[Extracts from a graphics dataset]
·····

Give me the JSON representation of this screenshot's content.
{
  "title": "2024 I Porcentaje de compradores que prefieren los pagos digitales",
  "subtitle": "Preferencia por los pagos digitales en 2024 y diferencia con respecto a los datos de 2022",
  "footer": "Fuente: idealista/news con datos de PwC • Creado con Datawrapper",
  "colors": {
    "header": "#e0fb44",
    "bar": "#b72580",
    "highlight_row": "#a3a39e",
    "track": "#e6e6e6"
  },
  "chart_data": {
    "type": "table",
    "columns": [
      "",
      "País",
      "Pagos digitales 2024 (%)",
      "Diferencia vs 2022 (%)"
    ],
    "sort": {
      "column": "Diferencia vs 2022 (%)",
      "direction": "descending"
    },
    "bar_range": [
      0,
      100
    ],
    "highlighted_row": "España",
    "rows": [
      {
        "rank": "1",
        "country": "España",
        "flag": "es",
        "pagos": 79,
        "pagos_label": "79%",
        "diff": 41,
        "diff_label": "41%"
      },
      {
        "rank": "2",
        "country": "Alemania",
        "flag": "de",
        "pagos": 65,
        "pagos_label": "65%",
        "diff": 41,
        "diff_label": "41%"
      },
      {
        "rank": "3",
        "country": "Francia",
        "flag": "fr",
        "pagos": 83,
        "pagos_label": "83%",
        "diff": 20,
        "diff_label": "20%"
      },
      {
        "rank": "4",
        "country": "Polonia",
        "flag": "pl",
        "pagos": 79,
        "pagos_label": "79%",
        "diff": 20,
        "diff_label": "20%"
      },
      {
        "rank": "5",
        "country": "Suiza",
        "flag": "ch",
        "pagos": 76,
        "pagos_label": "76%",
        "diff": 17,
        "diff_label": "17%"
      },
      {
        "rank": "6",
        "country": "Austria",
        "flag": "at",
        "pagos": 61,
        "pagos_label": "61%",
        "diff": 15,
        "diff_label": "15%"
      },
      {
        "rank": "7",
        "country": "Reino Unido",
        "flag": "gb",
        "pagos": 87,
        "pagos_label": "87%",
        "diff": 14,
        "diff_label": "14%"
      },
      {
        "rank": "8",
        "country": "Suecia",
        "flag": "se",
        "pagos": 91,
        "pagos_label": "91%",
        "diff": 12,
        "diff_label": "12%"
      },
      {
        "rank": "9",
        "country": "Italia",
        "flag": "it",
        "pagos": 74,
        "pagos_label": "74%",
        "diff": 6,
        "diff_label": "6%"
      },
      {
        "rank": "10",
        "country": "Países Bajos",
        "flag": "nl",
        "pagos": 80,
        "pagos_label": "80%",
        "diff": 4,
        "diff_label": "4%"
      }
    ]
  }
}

·····

[Direction]
Which lines hold the word "country"? Show each one.

[Task solution]
        "country": "España",
        "country": "Alemania",
        "country": "Francia",
        "country": "Polonia",
        "country": "Suiza",
        "country": "Austria",
        "country": "Reino Unido",
        "country": "Suecia",
        "country": "Italia",
        "country": "Países Bajos",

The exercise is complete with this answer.